** Excerpted passage **

◇ ◇ ◇ ◇

One of the things I've always found interesting about your site is how accidental it all seemed. This was something that you clearly started out just to amuse each other, and you seemed almost surprised it found an audience. How much did actually, you know, having readers change the original intention?

MIKE: I hope it didn't. We still wrote whatever we wanted, really. There were some moments when we would lazily not post for a few days and a flood of emails would come in — scary, nasty emails, Will — and we would be shocked back into the realization that there are actually people who care whether we write or not.

ALAN: I think it might have made the writing a little better, actually. It's great motivation knowing that there's an audience for your writing, even when that writing aspires to nothing higher than calling Skip Bayless a poo-poo head. You take a little more pride in that poo-poo head insult, you craft it lovingly, and you make sure that you spell poo-poo correctly.

DAVE: It kind of scared me. Suddenly I felt the compulsion to triple check Kevin Kouzmanoff’s WARP3, knowing there would be a small army -– of awesome dudes, mind you -– ready to correct me if I got it wrong. I don’t think it changed the intention of the site though. We were really blown away, especially in the early days, when people started writing in supporting us. The best e-mails were from people who said things like “I’ve been watching baseball for 45 years and until I read FJM I thought batting average was the only stat you needed. You have changed the way I look at baseball. Love, A Beautiful Woman.”

You guys have been doing this forever. Did the site become more fun, or less, when this whole Bissinger/Blogs Are Ruining Everything business started happening?

MIKE: It stayed almost exactly the same amount of fun. That whole thing — and I sure don't have to tell you this — was so overblown and stupid (The MSM does wonderful things the internet cannot. The internet does wonderful things the MSM cannot. Why is everybody yelling?) Ironically, the big unfinished FJM project of my life was: a few years ago, I read all of 3 Nights in August, and was going to post a like 10,000-word review, essentially FJM-icizing the entire thing. There are cryptic references to this Manhattan Project-style project scattered through the site. It just became too unwieldy. But I'm glad I didn't do it, because Buzz might have come after me with a hammer or something.

◇ ◇ ◇ ◇

** Given entries **

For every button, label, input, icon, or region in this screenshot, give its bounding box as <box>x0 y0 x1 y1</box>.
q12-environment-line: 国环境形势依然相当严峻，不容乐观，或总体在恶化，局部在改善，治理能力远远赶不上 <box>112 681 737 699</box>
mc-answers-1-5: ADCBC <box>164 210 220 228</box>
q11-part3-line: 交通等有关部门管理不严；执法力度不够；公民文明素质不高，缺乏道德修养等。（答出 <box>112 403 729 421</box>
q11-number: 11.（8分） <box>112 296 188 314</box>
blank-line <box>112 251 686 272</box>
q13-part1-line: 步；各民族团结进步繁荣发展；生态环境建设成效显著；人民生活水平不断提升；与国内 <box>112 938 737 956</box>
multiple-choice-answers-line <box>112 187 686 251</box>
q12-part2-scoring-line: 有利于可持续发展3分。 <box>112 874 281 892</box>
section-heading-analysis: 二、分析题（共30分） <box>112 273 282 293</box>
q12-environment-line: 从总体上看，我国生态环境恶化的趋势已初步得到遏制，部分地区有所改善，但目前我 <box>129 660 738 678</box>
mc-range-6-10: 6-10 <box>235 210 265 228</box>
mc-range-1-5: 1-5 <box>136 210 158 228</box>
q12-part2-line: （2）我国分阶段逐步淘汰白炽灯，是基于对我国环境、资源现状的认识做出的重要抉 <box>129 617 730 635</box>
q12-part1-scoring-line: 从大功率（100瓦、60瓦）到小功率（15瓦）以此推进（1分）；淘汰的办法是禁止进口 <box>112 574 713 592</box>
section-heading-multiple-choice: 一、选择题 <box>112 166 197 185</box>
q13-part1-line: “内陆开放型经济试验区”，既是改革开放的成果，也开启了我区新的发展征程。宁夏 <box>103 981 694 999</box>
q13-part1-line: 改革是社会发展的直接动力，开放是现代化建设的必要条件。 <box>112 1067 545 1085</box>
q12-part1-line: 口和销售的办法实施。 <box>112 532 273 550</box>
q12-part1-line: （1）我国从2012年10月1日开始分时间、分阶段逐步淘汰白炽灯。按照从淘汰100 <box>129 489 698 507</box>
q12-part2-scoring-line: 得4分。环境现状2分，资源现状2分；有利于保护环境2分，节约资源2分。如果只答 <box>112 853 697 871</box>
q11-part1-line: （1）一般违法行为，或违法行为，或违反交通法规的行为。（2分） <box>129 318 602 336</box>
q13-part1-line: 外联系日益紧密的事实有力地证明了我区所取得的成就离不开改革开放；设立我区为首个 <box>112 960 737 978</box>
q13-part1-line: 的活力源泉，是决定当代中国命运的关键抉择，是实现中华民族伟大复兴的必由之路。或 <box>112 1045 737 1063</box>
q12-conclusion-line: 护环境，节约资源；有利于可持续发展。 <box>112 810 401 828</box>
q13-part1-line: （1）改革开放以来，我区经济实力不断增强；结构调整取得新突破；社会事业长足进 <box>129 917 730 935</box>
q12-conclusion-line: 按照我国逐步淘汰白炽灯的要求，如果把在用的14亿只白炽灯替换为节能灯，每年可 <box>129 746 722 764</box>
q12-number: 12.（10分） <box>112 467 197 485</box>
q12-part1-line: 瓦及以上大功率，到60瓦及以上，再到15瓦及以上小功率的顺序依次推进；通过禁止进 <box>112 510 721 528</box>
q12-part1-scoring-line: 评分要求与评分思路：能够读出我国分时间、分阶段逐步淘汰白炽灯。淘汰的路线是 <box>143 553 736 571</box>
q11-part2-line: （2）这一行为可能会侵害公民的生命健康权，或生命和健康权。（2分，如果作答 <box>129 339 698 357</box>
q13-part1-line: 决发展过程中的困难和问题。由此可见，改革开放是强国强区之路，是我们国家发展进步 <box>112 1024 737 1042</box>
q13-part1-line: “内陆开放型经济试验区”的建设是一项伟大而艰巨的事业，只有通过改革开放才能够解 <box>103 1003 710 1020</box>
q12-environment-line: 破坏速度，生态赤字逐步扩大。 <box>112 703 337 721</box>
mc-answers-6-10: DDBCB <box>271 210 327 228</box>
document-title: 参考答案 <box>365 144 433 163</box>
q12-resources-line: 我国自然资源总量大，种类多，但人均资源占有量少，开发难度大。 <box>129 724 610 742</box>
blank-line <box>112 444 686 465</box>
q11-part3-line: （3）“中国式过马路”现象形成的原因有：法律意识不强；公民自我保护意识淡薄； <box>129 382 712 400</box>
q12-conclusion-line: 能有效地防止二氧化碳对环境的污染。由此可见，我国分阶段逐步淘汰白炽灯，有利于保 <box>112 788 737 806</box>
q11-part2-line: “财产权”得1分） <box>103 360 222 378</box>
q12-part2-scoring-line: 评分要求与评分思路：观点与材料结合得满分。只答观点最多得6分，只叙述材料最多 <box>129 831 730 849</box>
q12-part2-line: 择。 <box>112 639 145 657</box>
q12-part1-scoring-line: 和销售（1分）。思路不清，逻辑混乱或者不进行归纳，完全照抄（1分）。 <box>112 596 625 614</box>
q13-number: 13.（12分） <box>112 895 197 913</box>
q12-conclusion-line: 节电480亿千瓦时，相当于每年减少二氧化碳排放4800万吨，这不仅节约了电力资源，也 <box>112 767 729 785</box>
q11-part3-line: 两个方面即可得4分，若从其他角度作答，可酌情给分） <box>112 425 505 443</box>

◇ ◇ ◇ ◇

** Set of tasks **
(1) In the interview excerpt, which book did Mike read in full with the plan of posting a review of roughly 10,000 words?
(2) Print the part of the interview excerpt that begins at the words "MIKE: I hope" and stops after the words "write or not.".

** Expected responses **
(1) 3 Nights in August

(2)
MIKE: I hope it didn't. We still wrote whatever we wanted, really. There were some moments when we would lazily not post for a few days and a flood of emails would come in — scary, nasty emails, Will — and we would be shocked back into the realization that there are actually people who care whether we write or not.